Identify the lines that contain the word "text" and copy each one.

▶ [Extracted entries]:
* * *
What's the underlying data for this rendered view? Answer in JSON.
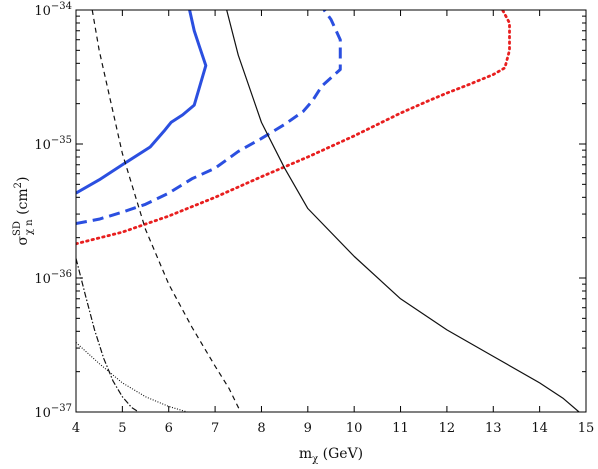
{
  "chart_data": {
    "type": "line",
    "title": "",
    "xlabel": {
      "main": "m",
      "sub": "χ",
      "unit": " (GeV)"
    },
    "ylabel": {
      "main": "σ",
      "sup": "SD",
      "sub": "χ n",
      "unit": " (cm",
      "unit_sup": "2",
      "unit_close": ")"
    },
    "xscale": "linear",
    "yscale": "log",
    "xlim": [
      4,
      15
    ],
    "ylim": [
      1e-37,
      1e-34
    ],
    "x_ticks": [
      4,
      5,
      6,
      7,
      8,
      9,
      10,
      11,
      12,
      13,
      14,
      15
    ],
    "x_tick_labels": [
      "4",
      "5",
      "6",
      "7",
      "8",
      "9",
      "10",
      "11",
      "12",
      "13",
      "14",
      "15"
    ],
    "y_ticks": [
      1e-37,
      1e-36,
      1e-35,
      1e-34
    ],
    "y_tick_labels": [
      {
        "base": "10",
        "exp": "−37"
      },
      {
        "base": "10",
        "exp": "−36"
      },
      {
        "base": "10",
        "exp": "−35"
      },
      {
        "base": "10",
        "exp": "−34"
      }
    ],
    "grid": false,
    "legend": "none",
    "series": [
      {
        "color": "#2b4fe0",
        "style": "solid",
        "width": 3,
        "x": [
          4.0,
          4.5,
          5.0,
          5.6,
          5.9,
          6.05,
          6.3,
          6.55,
          6.8,
          6.65,
          6.55,
          6.45
        ],
        "y": [
          4.3e-36,
          5.4e-36,
          7e-36,
          9.5e-36,
          1.25e-35,
          1.45e-35,
          1.65e-35,
          1.95e-35,
          3.85e-35,
          5.5e-35,
          7e-35,
          1e-34
        ]
      },
      {
        "color": "#2b4fe0",
        "style": "dashed",
        "width": 3,
        "x": [
          4.0,
          4.5,
          5.0,
          5.5,
          6.0,
          6.5,
          7.0,
          7.5,
          8.0,
          8.5,
          8.9,
          9.1,
          9.3,
          9.7,
          9.7,
          9.5,
          9.35
        ],
        "y": [
          2.55e-36,
          2.75e-36,
          3.1e-36,
          3.55e-36,
          4.3e-36,
          5.5e-36,
          6.6e-36,
          8.8e-36,
          1.1e-35,
          1.4e-35,
          1.75e-35,
          2.1e-35,
          2.7e-35,
          3.6e-35,
          6e-35,
          8.5e-35,
          1e-34
        ]
      },
      {
        "color": "#e81f1f",
        "style": "dotted",
        "width": 2.8,
        "x": [
          4.0,
          5.0,
          6.0,
          7.0,
          8.0,
          9.0,
          10.0,
          11.0,
          11.6,
          12.0,
          12.5,
          13.0,
          13.25,
          13.35,
          13.35,
          13.2
        ],
        "y": [
          1.8e-36,
          2.2e-36,
          2.9e-36,
          4e-36,
          5.7e-36,
          8e-36,
          1.15e-35,
          1.7e-35,
          2.1e-35,
          2.4e-35,
          2.8e-35,
          3.3e-35,
          3.7e-35,
          5e-35,
          8e-35,
          1e-34
        ]
      },
      {
        "color": "#111111",
        "style": "solid",
        "width": 1.2,
        "x": [
          7.25,
          7.5,
          8.0,
          8.5,
          9.0,
          10.0,
          11.0,
          12.0,
          13.0,
          14.0,
          14.5,
          14.85
        ],
        "y": [
          1e-34,
          4.6e-35,
          1.45e-35,
          6.6e-36,
          3.3e-36,
          1.45e-36,
          7e-37,
          4.1e-37,
          2.6e-37,
          1.65e-37,
          1.27e-37,
          1e-37
        ]
      },
      {
        "color": "#111111",
        "style": "dashed",
        "width": 1.2,
        "x": [
          4.35,
          4.5,
          5.0,
          5.5,
          6.0,
          6.5,
          7.0,
          7.3,
          7.55
        ],
        "y": [
          1e-34,
          5e-35,
          8.5e-36,
          2.3e-36,
          9e-37,
          4.3e-37,
          2.2e-37,
          1.5e-37,
          1e-37
        ]
      },
      {
        "color": "#111111",
        "style": "dashdot",
        "width": 1.2,
        "x": [
          4.0,
          4.2,
          4.4,
          4.6,
          4.8,
          5.0,
          5.2,
          5.35
        ],
        "y": [
          1.4e-36,
          7.5e-37,
          4.1e-37,
          2.5e-37,
          1.7e-37,
          1.3e-37,
          1.08e-37,
          1e-37
        ]
      },
      {
        "color": "#111111",
        "style": "finedotted",
        "width": 1.1,
        "x": [
          4.0,
          4.5,
          5.0,
          5.5,
          6.0,
          6.4
        ],
        "y": [
          3.3e-37,
          2.3e-37,
          1.65e-37,
          1.3e-37,
          1.1e-37,
          1e-37
        ]
      }
    ]
  }
}
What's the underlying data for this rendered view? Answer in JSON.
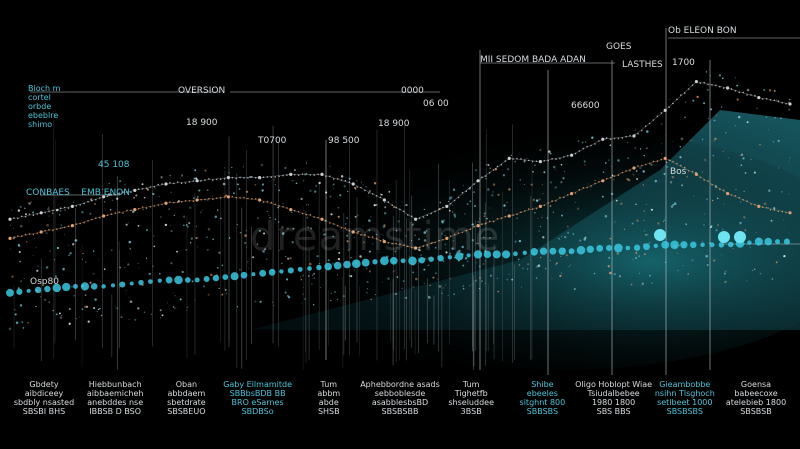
{
  "colors": {
    "background": "#000000",
    "cyan": "#39c8e0",
    "orange": "#e0a070",
    "white_line": "#c9ced2",
    "teal_glow": "#1f8f9a"
  },
  "watermark": "dreamstime",
  "labels": {
    "top_right": "Ob ELEON BON",
    "goes": "GOES",
    "mid_title": "MII SEDOM BADA ADAN",
    "lasthes": "LASTHES",
    "y1700": "1700",
    "oversion": "OVERSION",
    "n0000": "0000",
    "n0600": "06 00",
    "n6500": "66600",
    "n1800": "18 900",
    "n1900": "18 900",
    "t0700": "T0700",
    "n9300": "98 500",
    "n4510": "45 108",
    "bos": "Bos",
    "combes": "CONBAES    EMB ENON",
    "ospal": "Osp80",
    "left_block": "Bioch m\ncortel\norbde\nebeblre\nshimo"
  },
  "bottom_labels": [
    {
      "text": "Gbdety\naibdiceey\nsbdbly nsasted\nSBSBI BHS",
      "color": "w"
    },
    {
      "text": "Hiebbunbach\naibbaemicheh\nanebddes nse\nIBBSB D BSO",
      "color": "w"
    },
    {
      "text": "Oban\nabbdaem\nsbetdrate\nSBSBEUO",
      "color": "w"
    },
    {
      "text": "Gaby Eilmamitde\nSBBbsBDB BB\nBRO eSarnes\nSBDBSo",
      "color": "b"
    },
    {
      "text": "Tum\nabbm\nabde\nSHSB",
      "color": "w"
    },
    {
      "text": "Aphebbordne asads\nsebboblesde\nasabblesbsBD\nSBSBSBB",
      "color": "w"
    },
    {
      "text": "Tum\nTighetfb\nshseluddee\n3BSB",
      "color": "w"
    },
    {
      "text": "Shibe\nebeeles\nsitghnt 800\nSBBSBS",
      "color": "b"
    },
    {
      "text": "Oligo Hoblopt Wiae\nTsiudalbebee\n1980 1800\nSBS BBS",
      "color": "w"
    },
    {
      "text": "Gieambobbe\nnsihn Tlsghoch\nsetlbeet 1000\nSBSBSBS",
      "color": "b"
    },
    {
      "text": "Goensa\nbabeecoxe\natelebieb 1800\nSBSBSB",
      "color": "w"
    }
  ],
  "chart_data": {
    "type": "line",
    "title": "",
    "xlabel": "",
    "ylabel": "",
    "x": [
      0,
      4,
      8,
      12,
      16,
      20,
      24,
      28,
      32,
      36,
      40,
      44,
      48,
      52,
      56,
      60,
      64,
      68,
      72,
      76,
      80,
      84,
      88,
      92,
      96,
      100
    ],
    "ylim": [
      0,
      100
    ],
    "xlim": [
      0,
      100
    ],
    "grid": false,
    "series": [
      {
        "name": "",
        "color": "#c9ced2",
        "style": "dotted",
        "values": [
          44,
          46,
          48,
          51,
          53,
          55,
          56,
          57,
          57,
          58,
          58,
          55,
          50,
          44,
          48,
          56,
          63,
          62,
          64,
          69,
          70,
          78,
          87,
          85,
          82,
          80
        ]
      },
      {
        "name": "",
        "color": "#e0a070",
        "style": "dotted",
        "values": [
          38,
          40,
          42,
          45,
          47,
          49,
          50,
          51,
          50,
          47,
          44,
          40,
          37,
          35,
          38,
          42,
          45,
          48,
          52,
          56,
          60,
          63,
          58,
          52,
          48,
          46
        ]
      },
      {
        "name": "",
        "color": "#39c8e0",
        "style": "large-dots",
        "values": [
          21,
          22,
          23,
          23,
          24,
          25,
          25,
          26,
          27,
          28,
          29,
          30,
          31,
          31,
          32,
          33,
          33,
          34,
          34,
          35,
          35,
          36,
          36,
          36,
          37,
          37
        ]
      }
    ]
  }
}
* * *
▶ [Result for this task]:
      "text": "Gbdety\naibdiceey\nsbdbly nsasted\nSBSBI BHS",
      "text": "Hiebbunbach\naibbaemicheh\nanebddes nse\nIBBSB D BSO",
      "text": "Oban\nabbdaem\nsbetdrate\nSBSBEUO",
      "text": "Gaby Eilmamitde\nSBBbsBDB BB\nBRO eSarnes\nSBDBSo",
      "text": "Tum\nabbm\nabde\nSHSB",
      "text": "Aphebbordne asads\nsebboblesde\nasabblesbsBD\nSBSBSBB",
      "text": "Tum\nTighetfb\nshseluddee\n3BSB",
      "text": "Shibe\nebeeles\nsitghnt 800\nSBBSBS",
      "text": "Oligo Hoblopt Wiae\nTsiudalbebee\n1980 1800\nSBS BBS",
      "text": "Gieambobbe\nnsihn Tlsghoch\nsetlbeet 1000\nSBSBSBS",
      "text": "Goensa\nbabeecoxe\natelebieb 1800\nSBSBSB",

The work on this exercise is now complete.